→ Exercise details:
Copy all of the material exactly. Pictures are not to appear in the copy.

================================

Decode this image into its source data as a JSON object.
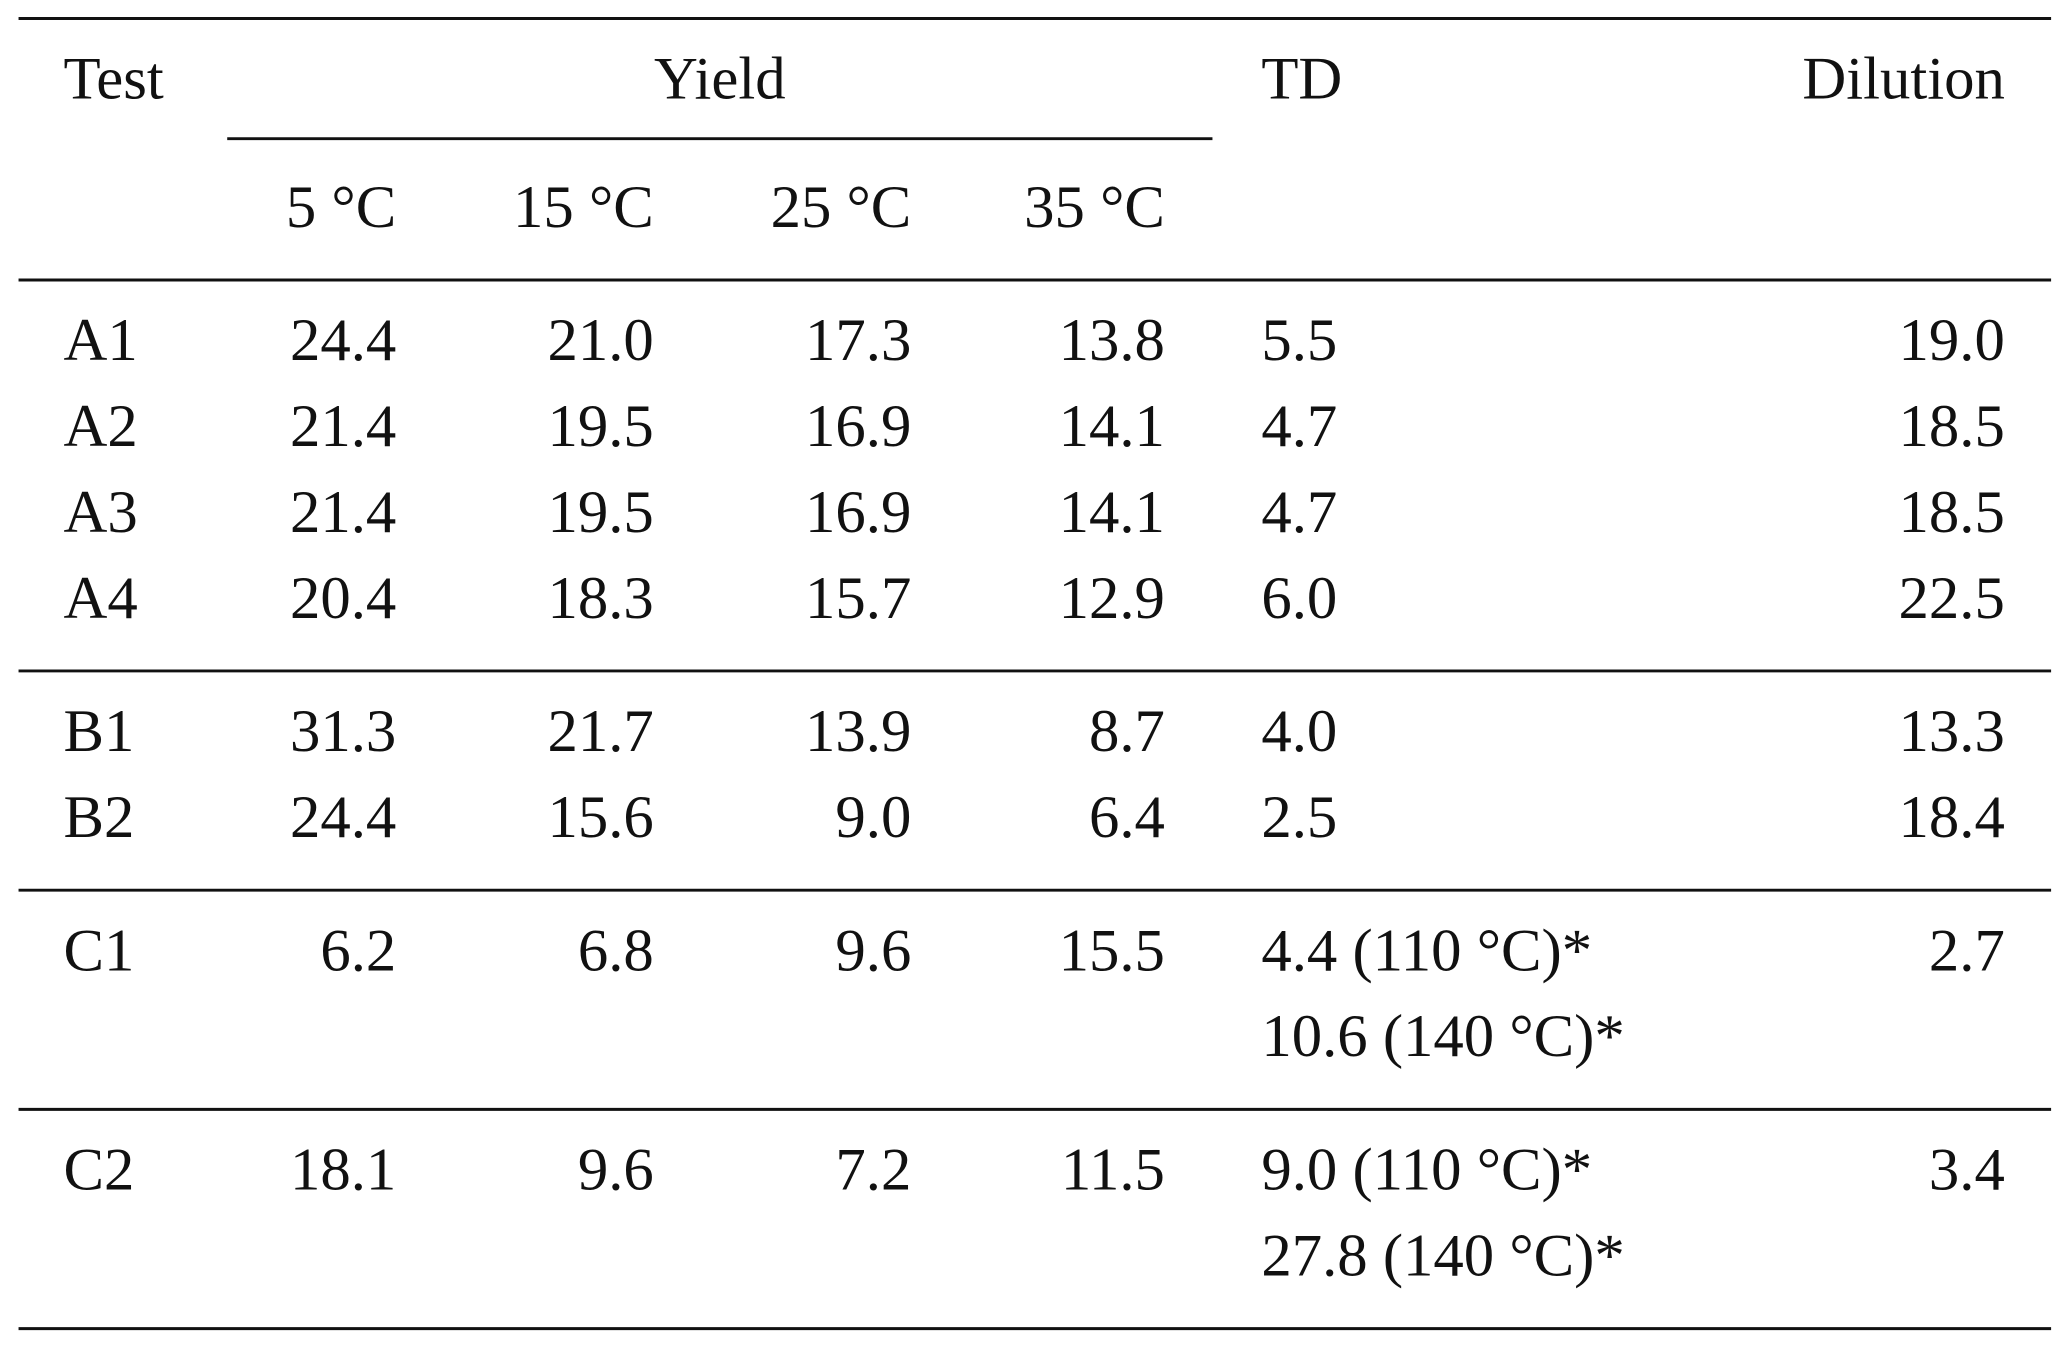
{
  "table": {
    "header": {
      "test": "Test",
      "yield": "Yield",
      "td": "TD",
      "dilution": "Dilution",
      "temps": [
        "5 °C",
        "15 °C",
        "25 °C",
        "35 °C"
      ]
    },
    "groups": [
      [
        {
          "test": "A1",
          "yield": [
            "24.4",
            "21.0",
            "17.3",
            "13.8"
          ],
          "td": [
            "5.5"
          ],
          "dilution": "19.0"
        },
        {
          "test": "A2",
          "yield": [
            "21.4",
            "19.5",
            "16.9",
            "14.1"
          ],
          "td": [
            "4.7"
          ],
          "dilution": "18.5"
        },
        {
          "test": "A3",
          "yield": [
            "21.4",
            "19.5",
            "16.9",
            "14.1"
          ],
          "td": [
            "4.7"
          ],
          "dilution": "18.5"
        },
        {
          "test": "A4",
          "yield": [
            "20.4",
            "18.3",
            "15.7",
            "12.9"
          ],
          "td": [
            "6.0"
          ],
          "dilution": "22.5"
        }
      ],
      [
        {
          "test": "B1",
          "yield": [
            "31.3",
            "21.7",
            "13.9",
            "8.7"
          ],
          "td": [
            "4.0"
          ],
          "dilution": "13.3"
        },
        {
          "test": "B2",
          "yield": [
            "24.4",
            "15.6",
            "9.0",
            "6.4"
          ],
          "td": [
            "2.5"
          ],
          "dilution": "18.4"
        }
      ],
      [
        {
          "test": "C1",
          "yield": [
            "6.2",
            "6.8",
            "9.6",
            "15.5"
          ],
          "td": [
            "4.4 (110 °C)*",
            "10.6 (140 °C)*"
          ],
          "dilution": "2.7"
        }
      ],
      [
        {
          "test": "C2",
          "yield": [
            "18.1",
            "9.6",
            "7.2",
            "11.5"
          ],
          "td": [
            "9.0 (110 °C)*",
            "27.8 (140 °C)*"
          ],
          "dilution": "3.4"
        }
      ]
    ]
  }
}
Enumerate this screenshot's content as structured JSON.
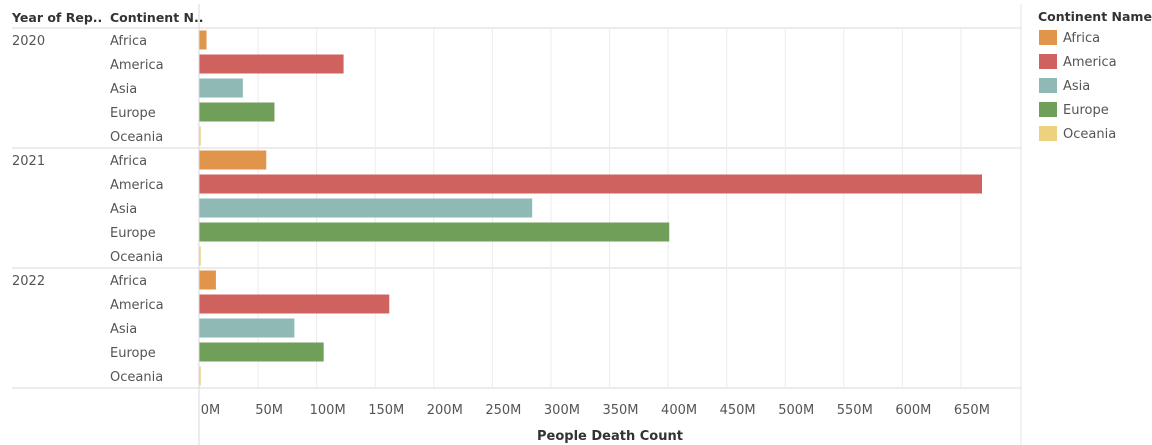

================================

→ Answer to the problem:
Decode this image into its source data as a JSON object.
{
  "table": {
    "header": {
      "test": "Test",
      "yield": "Yield",
      "td": "TD",
      "dilution": "Dilution",
      "temps": [
        "5 °C",
        "15 °C",
        "25 °C",
        "35 °C"
      ]
    },
    "groups": [
      [
        {
          "test": "A1",
          "yield": [
            "24.4",
            "21.0",
            "17.3",
            "13.8"
          ],
          "td": [
            "5.5"
          ],
          "dilution": "19.0"
        },
        {
          "test": "A2",
          "yield": [
            "21.4",
            "19.5",
            "16.9",
            "14.1"
          ],
          "td": [
            "4.7"
          ],
          "dilution": "18.5"
        },
        {
          "test": "A3",
          "yield": [
            "21.4",
            "19.5",
            "16.9",
            "14.1"
          ],
          "td": [
            "4.7"
          ],
          "dilution": "18.5"
        },
        {
          "test": "A4",
          "yield": [
            "20.4",
            "18.3",
            "15.7",
            "12.9"
          ],
          "td": [
            "6.0"
          ],
          "dilution": "22.5"
        }
      ],
      [
        {
          "test": "B1",
          "yield": [
            "31.3",
            "21.7",
            "13.9",
            "8.7"
          ],
          "td": [
            "4.0"
          ],
          "dilution": "13.3"
        },
        {
          "test": "B2",
          "yield": [
            "24.4",
            "15.6",
            "9.0",
            "6.4"
          ],
          "td": [
            "2.5"
          ],
          "dilution": "18.4"
        }
      ],
      [
        {
          "test": "C1",
          "yield": [
            "6.2",
            "6.8",
            "9.6",
            "15.5"
          ],
          "td": [
            "4.4 (110 °C)*",
            "10.6 (140 °C)*"
          ],
          "dilution": "2.7"
        }
      ],
      [
        {
          "test": "C2",
          "yield": [
            "18.1",
            "9.6",
            "7.2",
            "11.5"
          ],
          "td": [
            "9.0 (110 °C)*",
            "27.8 (140 °C)*"
          ],
          "dilution": "3.4"
        }
      ]
    ]
  }
}
Enumerate this screenshot's content as structured JSON.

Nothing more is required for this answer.